* CONSIGNE
Pour chacune des affirmations suivantes, dites s'il vous plaît si elle est conforme au texte sur l'enfant naturel, par oui ou non, en citant les mots décisifs du texte. (a) Le Code civil de 1804 autorisait l'action en recherche de paternité naturelle. (b) L'enfant adultérin par sa mère était légalement rattaché au mari de celle-ci. (c) Le droit musulman permet d'établir une filiation naturelle.

* TEXTE À LIRE
ENFANT NATUREL
Un enfant est dit «naturel» ou encore «illégitime» lorsqu’il a été conçu et est né hors le mariage de ses père et mère. Fruit de relations sexuelles non instituées par le droit, l’enfant naturel a longtemps subi, dans sa condition juridique et sociale, l’opprobre suscité par la conduite de ses parents. Bien qu’innocent, il était le signe de relations déviantes, et, jusqu’à une date récente, le droit prétendait fonder la défense du mariage, seule source de la légitimité, sur la négation ou la diminution des droits de l’enfant. Seul le mariage créait la famille et fondait la légitimité.
Le Code civil de 1804, en effet, ignorant dans une large mesure l’héritage du droit révolutionnaire trop en avance sur son temps, s’il admettait que la filiation naturelle puisse être établie par reconnaissance volontaire des parents, n’en déduisait pas pour autant l’existence d’une parenté et d’une famille naturelles et limitait considérablement les droits de l’enfant naturel dans la succession de ses père et mère. Cette sévérité avait pour conséquence de laisser hors de toute protection l’enfant naturel non reconnu, car le Code civil prohibait l’action en recherche de paternité naturelle. De plus, et pour renforcer encore l’institution matrimoniale contre le «bâtard» ou l’«intrus», la reconnaissance d’un enfant naturel adultérin ou incestueux était interdite. L’enfant adultérin n’existait pas en droit, ce qui, en fait, conduisait à admettre l’impunité du père marié par ailleurs. Paradoxalement, l’enfant adultérin par sa mère était légalement rattaché au mari de celle-ci. S’il ne désavouait pas l’enfant de sa femme, ce dernier conservait un statut d’enfant légitime contrairement à la réalité des liens du sang.
Cette condition défavorable faite à l’enfant naturel était révélatrice d’un droit de la famille pour lequel l’institution fondée sur le mariage primait les intérêts individuels, et qui n’avait pas trouvé d’autre moyen de sanctionner les infractions à la morale sexuelle que le sacrifice de l’enfant.
Cette conception persiste de nos jours dans le droit musulman qui prohibe tout établissement d’une filiation naturelle et marque d’infamie la mère célibataire.

* DONNÉES BRUTES
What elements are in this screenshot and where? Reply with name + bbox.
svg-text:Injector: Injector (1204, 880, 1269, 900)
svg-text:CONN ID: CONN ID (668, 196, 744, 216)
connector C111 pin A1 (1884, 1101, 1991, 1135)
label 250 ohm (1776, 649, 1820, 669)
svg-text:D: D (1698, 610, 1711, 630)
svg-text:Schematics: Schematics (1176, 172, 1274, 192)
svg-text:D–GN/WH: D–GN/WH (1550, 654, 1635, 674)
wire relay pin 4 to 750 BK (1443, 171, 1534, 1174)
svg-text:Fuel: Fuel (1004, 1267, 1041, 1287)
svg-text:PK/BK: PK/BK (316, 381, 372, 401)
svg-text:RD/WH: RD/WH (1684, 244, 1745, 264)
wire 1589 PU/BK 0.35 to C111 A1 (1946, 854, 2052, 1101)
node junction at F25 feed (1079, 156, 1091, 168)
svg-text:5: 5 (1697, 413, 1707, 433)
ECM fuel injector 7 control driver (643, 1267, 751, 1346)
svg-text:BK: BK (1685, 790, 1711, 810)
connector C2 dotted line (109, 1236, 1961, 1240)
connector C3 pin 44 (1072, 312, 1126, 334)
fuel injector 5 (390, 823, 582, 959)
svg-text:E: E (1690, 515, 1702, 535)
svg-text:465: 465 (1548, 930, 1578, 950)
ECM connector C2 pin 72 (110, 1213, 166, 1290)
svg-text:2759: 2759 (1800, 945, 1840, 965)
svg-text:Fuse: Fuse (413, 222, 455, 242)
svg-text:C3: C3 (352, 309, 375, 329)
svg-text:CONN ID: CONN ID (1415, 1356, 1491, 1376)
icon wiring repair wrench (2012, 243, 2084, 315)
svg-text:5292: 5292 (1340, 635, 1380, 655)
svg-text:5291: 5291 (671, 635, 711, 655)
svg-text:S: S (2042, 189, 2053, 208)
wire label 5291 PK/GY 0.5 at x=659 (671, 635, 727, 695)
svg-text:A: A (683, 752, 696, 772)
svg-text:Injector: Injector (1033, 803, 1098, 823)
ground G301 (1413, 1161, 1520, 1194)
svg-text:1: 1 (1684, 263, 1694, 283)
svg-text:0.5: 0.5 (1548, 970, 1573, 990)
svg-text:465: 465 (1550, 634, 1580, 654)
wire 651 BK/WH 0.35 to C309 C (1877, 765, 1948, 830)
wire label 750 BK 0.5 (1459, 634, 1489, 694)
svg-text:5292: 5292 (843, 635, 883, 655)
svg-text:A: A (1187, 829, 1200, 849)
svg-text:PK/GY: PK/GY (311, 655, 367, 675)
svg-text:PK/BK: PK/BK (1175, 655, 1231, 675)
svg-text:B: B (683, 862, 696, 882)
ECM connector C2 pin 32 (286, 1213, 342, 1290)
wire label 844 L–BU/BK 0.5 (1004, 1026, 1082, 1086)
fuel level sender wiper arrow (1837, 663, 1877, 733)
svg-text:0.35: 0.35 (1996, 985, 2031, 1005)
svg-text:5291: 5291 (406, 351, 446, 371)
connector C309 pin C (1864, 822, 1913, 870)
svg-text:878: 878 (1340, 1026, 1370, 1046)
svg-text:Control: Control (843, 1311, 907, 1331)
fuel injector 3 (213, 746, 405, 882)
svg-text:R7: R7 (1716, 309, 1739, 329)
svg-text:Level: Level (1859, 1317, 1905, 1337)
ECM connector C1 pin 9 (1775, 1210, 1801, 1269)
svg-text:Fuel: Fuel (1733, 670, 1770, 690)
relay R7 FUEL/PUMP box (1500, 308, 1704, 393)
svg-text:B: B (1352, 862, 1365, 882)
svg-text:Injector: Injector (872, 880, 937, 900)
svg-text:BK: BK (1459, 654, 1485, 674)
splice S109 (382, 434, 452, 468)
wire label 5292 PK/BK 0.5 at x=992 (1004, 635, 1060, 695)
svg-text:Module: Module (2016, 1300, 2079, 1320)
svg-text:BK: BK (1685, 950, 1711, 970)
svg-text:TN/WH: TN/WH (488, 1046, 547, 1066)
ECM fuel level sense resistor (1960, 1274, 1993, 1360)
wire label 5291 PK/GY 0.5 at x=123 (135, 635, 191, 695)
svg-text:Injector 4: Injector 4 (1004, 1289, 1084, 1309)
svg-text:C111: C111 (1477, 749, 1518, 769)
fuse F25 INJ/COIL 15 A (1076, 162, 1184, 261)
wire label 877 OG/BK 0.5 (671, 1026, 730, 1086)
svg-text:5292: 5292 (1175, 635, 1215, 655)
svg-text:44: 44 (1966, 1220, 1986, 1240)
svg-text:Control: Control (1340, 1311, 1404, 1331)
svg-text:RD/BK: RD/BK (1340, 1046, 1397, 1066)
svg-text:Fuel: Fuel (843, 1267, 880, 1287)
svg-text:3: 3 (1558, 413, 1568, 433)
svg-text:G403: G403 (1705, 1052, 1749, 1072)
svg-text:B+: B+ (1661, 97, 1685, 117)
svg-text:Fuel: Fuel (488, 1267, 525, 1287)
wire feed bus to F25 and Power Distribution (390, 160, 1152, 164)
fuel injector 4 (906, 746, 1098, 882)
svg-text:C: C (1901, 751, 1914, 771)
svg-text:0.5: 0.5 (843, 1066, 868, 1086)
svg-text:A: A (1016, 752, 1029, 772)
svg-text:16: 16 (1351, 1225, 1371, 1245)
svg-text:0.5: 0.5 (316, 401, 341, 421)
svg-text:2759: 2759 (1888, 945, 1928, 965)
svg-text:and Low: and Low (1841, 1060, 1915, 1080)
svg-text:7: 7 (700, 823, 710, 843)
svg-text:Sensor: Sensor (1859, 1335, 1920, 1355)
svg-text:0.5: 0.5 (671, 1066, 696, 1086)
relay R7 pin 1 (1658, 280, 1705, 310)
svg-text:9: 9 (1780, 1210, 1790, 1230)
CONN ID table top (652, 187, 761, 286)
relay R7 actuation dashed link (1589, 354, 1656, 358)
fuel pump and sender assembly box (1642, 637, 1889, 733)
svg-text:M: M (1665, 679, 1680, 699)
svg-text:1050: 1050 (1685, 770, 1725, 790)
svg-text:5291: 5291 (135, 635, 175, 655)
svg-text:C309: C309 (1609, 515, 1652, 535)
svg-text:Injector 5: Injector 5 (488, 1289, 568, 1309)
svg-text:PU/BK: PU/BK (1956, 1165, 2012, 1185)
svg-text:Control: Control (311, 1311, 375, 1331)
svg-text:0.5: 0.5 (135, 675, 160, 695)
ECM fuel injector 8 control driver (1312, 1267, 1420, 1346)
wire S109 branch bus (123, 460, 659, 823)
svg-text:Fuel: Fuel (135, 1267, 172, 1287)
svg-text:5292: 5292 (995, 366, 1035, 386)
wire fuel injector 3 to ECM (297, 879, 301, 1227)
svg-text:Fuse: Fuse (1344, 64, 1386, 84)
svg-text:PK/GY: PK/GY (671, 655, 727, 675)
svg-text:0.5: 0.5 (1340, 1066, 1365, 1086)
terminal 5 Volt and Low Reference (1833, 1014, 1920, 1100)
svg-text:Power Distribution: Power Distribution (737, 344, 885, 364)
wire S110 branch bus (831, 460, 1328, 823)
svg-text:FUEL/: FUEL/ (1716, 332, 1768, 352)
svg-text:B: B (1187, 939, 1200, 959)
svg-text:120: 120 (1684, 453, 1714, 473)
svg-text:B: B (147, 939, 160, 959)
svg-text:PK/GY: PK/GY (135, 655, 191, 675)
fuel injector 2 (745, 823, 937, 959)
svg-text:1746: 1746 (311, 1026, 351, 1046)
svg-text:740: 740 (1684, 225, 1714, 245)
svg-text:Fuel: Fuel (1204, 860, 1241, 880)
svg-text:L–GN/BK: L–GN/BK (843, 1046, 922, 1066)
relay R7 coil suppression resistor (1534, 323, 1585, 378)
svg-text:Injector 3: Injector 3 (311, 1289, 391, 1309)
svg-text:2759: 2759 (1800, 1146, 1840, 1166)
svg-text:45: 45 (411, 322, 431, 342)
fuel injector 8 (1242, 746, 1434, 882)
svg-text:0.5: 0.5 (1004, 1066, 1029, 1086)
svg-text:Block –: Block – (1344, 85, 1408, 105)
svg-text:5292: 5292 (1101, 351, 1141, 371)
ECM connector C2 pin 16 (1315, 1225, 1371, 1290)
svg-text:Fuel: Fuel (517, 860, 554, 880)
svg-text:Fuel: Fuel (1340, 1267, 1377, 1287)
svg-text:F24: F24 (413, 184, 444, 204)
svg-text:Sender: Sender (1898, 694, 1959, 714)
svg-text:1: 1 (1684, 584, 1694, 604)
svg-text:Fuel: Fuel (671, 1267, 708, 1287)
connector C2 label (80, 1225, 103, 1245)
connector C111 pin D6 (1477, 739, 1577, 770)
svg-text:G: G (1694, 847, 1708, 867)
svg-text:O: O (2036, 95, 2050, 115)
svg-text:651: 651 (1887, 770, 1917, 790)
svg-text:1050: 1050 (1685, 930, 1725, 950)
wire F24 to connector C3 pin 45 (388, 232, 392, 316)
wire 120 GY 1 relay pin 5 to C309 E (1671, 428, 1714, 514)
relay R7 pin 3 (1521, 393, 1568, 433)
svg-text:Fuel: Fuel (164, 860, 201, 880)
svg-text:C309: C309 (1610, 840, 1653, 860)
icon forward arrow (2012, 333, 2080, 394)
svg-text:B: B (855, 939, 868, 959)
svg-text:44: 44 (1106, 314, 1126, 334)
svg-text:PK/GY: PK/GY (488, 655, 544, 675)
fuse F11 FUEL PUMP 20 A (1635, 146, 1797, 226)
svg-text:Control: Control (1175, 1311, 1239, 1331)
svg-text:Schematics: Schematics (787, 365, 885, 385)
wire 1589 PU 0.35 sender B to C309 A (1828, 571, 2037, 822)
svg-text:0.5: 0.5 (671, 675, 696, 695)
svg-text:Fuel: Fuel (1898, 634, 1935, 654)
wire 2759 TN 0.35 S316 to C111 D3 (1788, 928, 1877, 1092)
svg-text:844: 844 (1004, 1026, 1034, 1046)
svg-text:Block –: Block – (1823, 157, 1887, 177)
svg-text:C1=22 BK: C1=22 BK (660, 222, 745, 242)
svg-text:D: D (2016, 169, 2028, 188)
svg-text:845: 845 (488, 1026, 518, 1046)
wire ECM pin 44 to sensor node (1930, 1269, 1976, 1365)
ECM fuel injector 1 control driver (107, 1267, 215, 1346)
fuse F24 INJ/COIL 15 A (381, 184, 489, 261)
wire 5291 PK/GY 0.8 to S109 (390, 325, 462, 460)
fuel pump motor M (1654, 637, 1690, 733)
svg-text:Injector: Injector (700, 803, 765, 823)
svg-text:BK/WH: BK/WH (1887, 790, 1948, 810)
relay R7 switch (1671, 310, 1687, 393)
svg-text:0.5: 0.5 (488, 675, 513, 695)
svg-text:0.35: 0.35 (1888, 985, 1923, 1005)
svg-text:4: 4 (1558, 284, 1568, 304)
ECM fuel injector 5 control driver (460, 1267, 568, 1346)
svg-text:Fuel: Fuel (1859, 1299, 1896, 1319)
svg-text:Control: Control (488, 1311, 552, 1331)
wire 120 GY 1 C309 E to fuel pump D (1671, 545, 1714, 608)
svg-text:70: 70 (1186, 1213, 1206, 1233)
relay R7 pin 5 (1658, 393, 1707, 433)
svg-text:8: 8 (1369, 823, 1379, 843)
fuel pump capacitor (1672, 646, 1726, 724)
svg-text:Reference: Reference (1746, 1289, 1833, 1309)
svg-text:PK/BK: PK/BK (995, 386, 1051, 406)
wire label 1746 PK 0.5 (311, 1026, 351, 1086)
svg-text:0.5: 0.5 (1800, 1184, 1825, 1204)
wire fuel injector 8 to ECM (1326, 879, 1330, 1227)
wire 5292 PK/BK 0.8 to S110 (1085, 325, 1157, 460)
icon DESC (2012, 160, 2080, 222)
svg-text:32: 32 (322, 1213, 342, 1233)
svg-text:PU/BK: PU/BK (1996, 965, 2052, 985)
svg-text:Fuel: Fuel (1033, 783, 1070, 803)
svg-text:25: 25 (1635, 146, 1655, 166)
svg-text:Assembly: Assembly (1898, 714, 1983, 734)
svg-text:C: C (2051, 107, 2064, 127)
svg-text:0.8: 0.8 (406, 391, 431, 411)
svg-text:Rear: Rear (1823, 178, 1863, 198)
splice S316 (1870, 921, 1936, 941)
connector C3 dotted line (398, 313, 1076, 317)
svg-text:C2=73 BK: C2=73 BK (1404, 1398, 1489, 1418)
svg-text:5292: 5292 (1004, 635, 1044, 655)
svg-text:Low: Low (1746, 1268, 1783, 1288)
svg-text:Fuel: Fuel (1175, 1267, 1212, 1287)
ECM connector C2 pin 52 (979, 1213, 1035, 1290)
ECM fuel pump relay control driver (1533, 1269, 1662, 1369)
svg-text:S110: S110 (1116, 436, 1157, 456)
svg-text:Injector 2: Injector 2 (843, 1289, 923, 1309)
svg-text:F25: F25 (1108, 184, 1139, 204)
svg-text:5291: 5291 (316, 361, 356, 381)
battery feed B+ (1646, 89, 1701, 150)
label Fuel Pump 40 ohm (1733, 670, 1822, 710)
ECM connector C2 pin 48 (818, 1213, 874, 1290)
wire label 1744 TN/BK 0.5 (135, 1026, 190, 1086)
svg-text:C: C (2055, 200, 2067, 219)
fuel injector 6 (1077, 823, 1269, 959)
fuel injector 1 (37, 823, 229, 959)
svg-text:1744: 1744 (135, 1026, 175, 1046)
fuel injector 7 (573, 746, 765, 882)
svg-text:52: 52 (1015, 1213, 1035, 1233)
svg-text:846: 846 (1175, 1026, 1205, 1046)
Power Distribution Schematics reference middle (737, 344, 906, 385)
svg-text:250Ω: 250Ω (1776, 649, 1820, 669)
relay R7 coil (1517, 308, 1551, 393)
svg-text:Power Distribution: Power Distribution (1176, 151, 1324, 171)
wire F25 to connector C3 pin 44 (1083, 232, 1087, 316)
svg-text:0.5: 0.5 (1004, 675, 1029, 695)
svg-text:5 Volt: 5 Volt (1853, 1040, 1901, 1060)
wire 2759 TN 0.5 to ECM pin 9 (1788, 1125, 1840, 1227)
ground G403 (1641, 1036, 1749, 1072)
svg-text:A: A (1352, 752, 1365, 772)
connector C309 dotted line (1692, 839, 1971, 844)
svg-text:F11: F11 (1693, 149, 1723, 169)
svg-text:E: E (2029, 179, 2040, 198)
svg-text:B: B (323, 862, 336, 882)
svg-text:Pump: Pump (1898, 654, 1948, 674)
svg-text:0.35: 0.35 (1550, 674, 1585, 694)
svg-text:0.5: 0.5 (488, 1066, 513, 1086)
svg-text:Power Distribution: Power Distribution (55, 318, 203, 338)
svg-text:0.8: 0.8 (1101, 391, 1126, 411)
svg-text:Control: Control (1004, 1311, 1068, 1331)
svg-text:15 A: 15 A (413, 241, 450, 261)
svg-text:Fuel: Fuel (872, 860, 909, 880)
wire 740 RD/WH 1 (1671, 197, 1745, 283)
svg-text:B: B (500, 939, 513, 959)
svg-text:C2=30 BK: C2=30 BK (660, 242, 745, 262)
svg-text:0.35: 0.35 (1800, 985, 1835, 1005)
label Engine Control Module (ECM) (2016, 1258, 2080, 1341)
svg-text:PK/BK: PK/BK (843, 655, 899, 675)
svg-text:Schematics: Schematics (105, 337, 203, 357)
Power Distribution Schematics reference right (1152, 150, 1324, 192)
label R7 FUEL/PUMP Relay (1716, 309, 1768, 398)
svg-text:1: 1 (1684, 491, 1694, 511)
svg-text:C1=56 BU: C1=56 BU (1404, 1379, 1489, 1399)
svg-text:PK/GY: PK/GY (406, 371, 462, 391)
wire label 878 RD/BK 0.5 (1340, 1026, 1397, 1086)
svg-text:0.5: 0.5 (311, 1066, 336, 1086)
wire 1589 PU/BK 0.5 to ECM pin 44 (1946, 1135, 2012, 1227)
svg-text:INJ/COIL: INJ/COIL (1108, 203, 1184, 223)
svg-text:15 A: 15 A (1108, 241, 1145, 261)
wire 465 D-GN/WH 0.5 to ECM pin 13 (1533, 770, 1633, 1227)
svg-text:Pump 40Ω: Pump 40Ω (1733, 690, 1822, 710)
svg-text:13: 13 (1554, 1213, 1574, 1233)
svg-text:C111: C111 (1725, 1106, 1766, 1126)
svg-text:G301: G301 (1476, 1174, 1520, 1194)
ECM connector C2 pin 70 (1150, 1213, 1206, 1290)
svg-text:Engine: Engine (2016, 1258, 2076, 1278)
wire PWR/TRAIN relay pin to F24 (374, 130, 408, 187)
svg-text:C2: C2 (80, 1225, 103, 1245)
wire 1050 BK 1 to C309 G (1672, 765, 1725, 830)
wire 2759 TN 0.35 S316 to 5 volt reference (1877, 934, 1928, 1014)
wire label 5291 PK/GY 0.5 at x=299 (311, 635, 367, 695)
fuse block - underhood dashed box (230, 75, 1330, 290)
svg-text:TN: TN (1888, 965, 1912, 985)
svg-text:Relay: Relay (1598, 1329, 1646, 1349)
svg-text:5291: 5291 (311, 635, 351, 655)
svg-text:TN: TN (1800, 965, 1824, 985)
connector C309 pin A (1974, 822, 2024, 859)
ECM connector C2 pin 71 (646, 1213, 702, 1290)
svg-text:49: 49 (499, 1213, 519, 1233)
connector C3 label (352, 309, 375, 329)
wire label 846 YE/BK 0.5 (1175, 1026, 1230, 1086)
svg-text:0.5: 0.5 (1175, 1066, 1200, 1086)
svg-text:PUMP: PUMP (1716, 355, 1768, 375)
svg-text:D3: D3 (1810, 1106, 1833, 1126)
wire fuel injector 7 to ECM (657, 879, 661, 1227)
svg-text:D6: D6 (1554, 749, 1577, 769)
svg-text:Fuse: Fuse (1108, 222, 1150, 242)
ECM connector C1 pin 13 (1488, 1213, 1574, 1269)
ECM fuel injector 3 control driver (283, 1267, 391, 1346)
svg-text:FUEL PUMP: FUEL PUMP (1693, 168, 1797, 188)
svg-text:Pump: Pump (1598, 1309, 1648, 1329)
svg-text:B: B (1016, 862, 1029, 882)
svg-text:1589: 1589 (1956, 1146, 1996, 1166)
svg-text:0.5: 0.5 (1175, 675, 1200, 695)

* RÉPONSE ATTENDUE
(a) Non : « le Code civil prohibait l’action en recherche de paternité naturelle ».
(b) Oui : « l’enfant adultérin par sa mère était légalement rattaché au mari de celle-ci ».
(c) Non : « le droit musulman qui prohibe tout établissement d’une filiation naturelle ».